**WRITTEN PROBLEM**
From the material below, list every line containing "word".
--- BEGIN DATA FOR PROCESSING ---
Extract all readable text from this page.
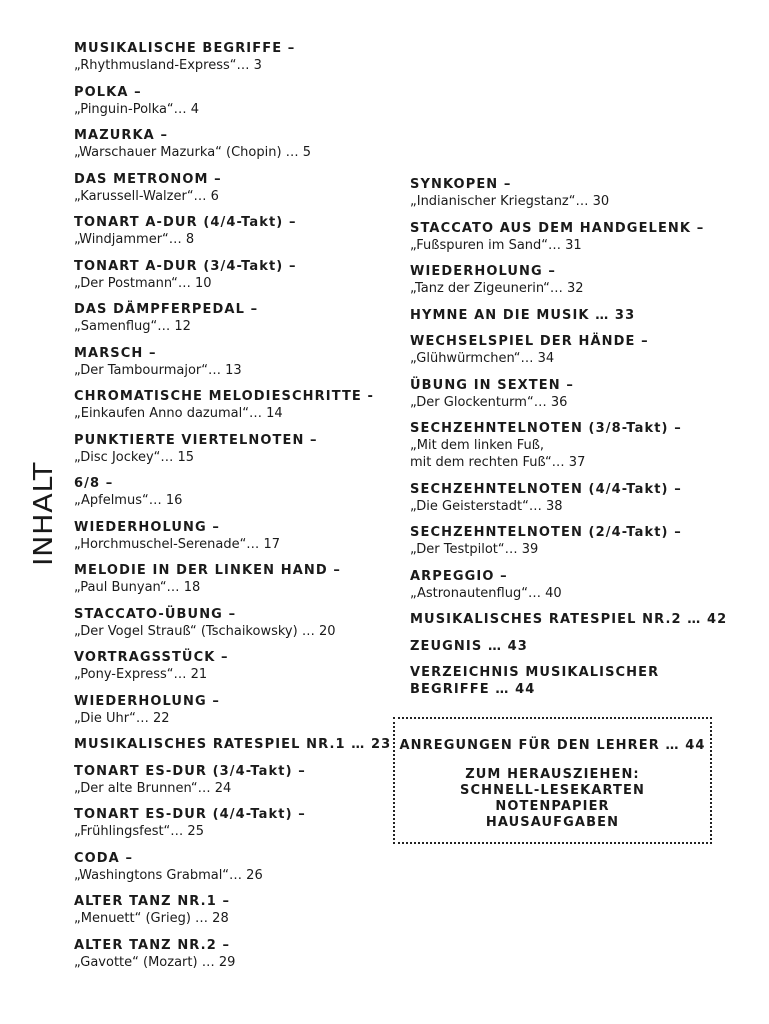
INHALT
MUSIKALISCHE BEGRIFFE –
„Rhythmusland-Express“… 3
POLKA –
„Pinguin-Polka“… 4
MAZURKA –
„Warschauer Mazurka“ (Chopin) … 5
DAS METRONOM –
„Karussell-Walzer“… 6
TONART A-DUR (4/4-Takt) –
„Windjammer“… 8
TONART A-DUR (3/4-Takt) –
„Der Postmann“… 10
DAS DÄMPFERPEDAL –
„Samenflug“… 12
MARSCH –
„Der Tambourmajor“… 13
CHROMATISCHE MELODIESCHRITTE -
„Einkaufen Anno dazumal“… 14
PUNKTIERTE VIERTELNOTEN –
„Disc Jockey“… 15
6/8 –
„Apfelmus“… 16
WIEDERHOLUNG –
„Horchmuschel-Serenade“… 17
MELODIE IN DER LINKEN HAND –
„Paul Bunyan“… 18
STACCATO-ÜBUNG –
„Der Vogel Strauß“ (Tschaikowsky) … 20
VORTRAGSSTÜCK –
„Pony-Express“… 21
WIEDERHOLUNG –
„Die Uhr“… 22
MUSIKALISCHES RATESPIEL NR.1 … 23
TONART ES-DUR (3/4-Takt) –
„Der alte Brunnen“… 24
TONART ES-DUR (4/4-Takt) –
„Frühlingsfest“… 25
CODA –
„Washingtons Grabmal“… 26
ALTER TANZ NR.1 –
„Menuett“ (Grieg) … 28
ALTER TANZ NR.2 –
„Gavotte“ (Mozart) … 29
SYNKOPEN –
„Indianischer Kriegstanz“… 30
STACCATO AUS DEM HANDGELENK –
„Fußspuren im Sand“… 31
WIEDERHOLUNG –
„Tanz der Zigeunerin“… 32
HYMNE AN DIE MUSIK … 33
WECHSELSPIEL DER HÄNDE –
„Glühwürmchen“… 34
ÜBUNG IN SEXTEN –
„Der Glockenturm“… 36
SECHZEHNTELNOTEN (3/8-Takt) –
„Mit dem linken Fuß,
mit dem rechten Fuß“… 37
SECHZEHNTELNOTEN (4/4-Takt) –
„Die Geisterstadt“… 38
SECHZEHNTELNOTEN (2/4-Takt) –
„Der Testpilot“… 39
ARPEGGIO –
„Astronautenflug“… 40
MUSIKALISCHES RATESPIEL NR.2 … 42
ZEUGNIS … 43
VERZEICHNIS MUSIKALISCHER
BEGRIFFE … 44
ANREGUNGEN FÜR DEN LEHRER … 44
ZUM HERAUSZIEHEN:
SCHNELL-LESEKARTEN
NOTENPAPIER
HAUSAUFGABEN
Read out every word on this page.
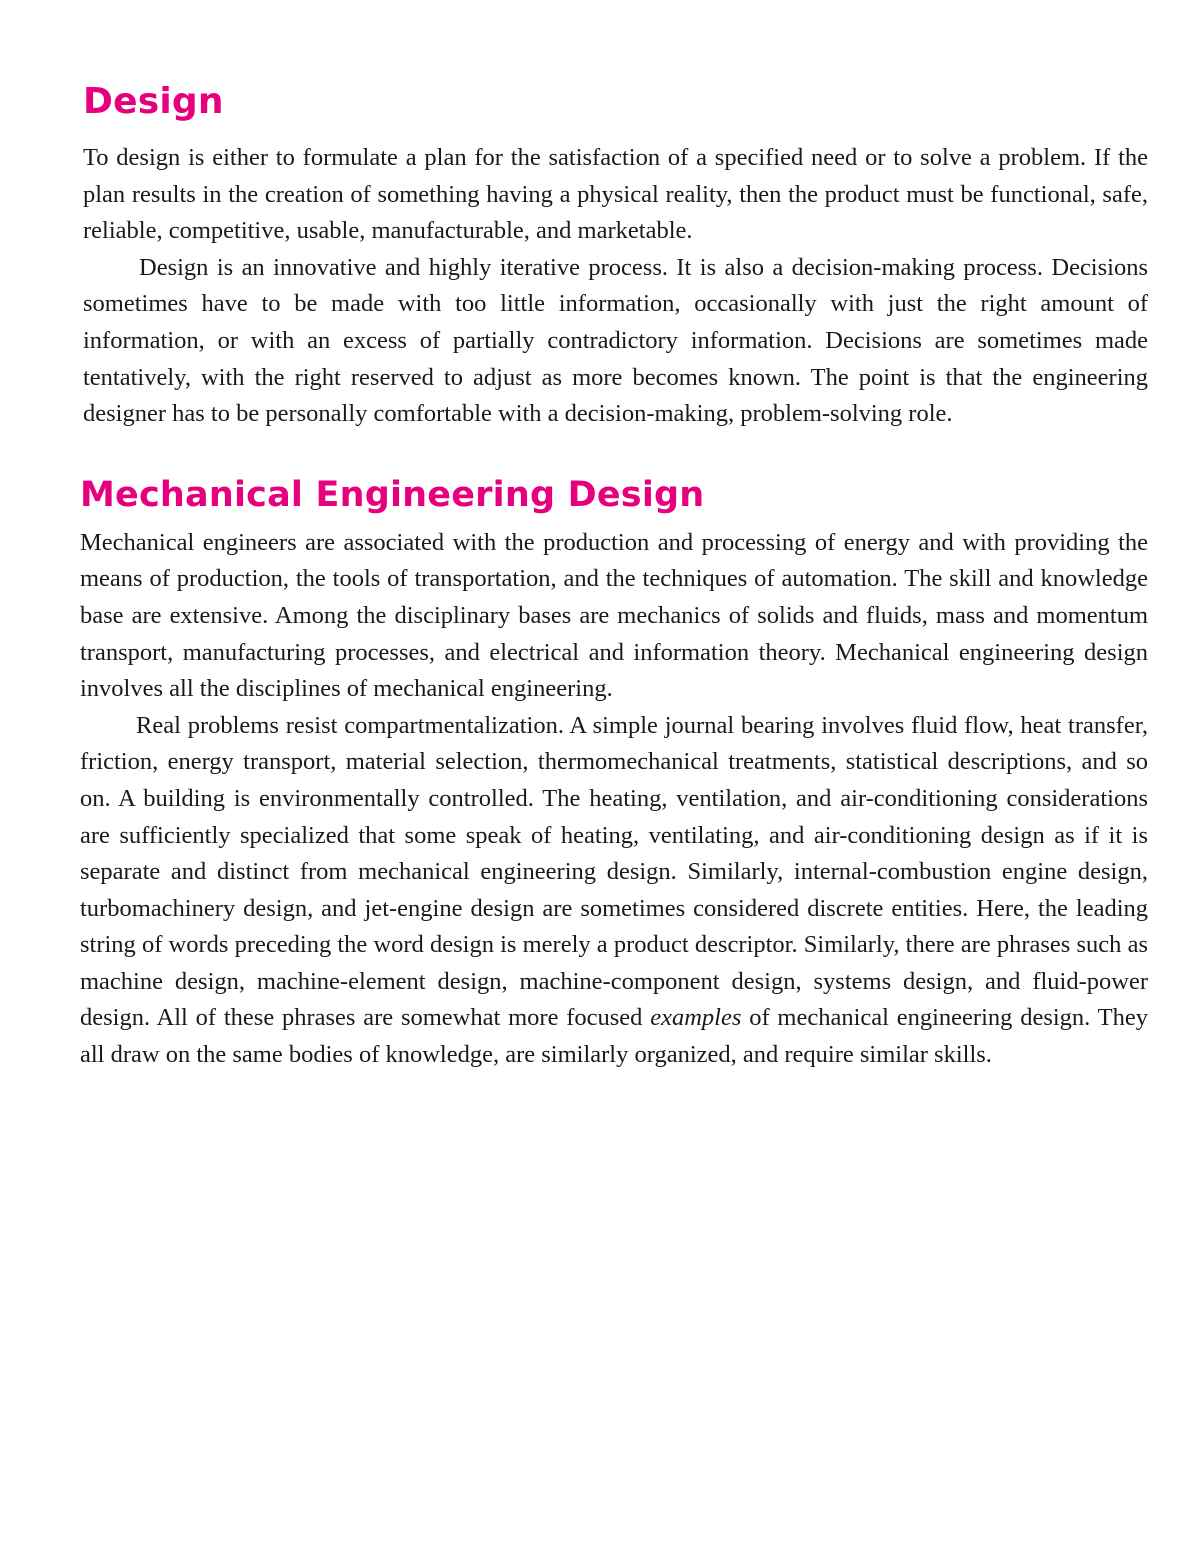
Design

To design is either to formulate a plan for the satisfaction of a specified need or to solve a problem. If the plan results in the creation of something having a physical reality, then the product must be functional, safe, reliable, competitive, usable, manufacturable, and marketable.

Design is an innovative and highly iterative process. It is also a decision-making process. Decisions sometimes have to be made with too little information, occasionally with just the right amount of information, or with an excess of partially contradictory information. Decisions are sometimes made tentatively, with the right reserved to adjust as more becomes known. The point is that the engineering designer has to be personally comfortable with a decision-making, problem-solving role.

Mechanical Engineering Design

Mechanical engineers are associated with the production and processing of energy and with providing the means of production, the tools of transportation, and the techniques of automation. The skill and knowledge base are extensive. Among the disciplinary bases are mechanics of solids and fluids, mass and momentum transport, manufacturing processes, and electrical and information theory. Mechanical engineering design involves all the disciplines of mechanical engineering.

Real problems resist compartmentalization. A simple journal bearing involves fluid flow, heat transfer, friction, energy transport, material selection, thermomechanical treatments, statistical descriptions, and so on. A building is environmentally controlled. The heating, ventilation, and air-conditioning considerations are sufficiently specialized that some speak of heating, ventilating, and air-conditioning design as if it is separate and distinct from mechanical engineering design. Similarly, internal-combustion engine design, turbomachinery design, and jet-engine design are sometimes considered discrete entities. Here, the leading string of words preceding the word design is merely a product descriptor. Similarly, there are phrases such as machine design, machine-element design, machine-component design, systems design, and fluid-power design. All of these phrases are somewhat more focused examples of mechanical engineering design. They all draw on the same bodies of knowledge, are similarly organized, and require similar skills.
--- END DATA FOR PROCESSING ---
**TASK RESULT**
Read out every word on this page.
Real problems resist compartmentalization. A simple journal bearing involves fluid flow, heat transfer, friction, energy transport, material selection, thermomechanical treatments, statistical descriptions, and so on. A building is environmentally controlled. The heating, ventilation, and air-conditioning considerations are sufficiently specialized that some speak of heating, ventilating, and air-conditioning design as if it is separate and distinct from mechanical engineering design. Similarly, internal-combustion engine design, turbomachinery design, and jet-engine design are sometimes considered discrete entities. Here, the leading string of words preceding the word design is merely a product descriptor. Similarly, there are phrases such as machine design, machine-element design, machine-component design, systems design, and fluid-power design. All of these phrases are somewhat more focused examples of mechanical engineering design. They all draw on the same bodies of knowledge, are similarly organized, and require similar skills.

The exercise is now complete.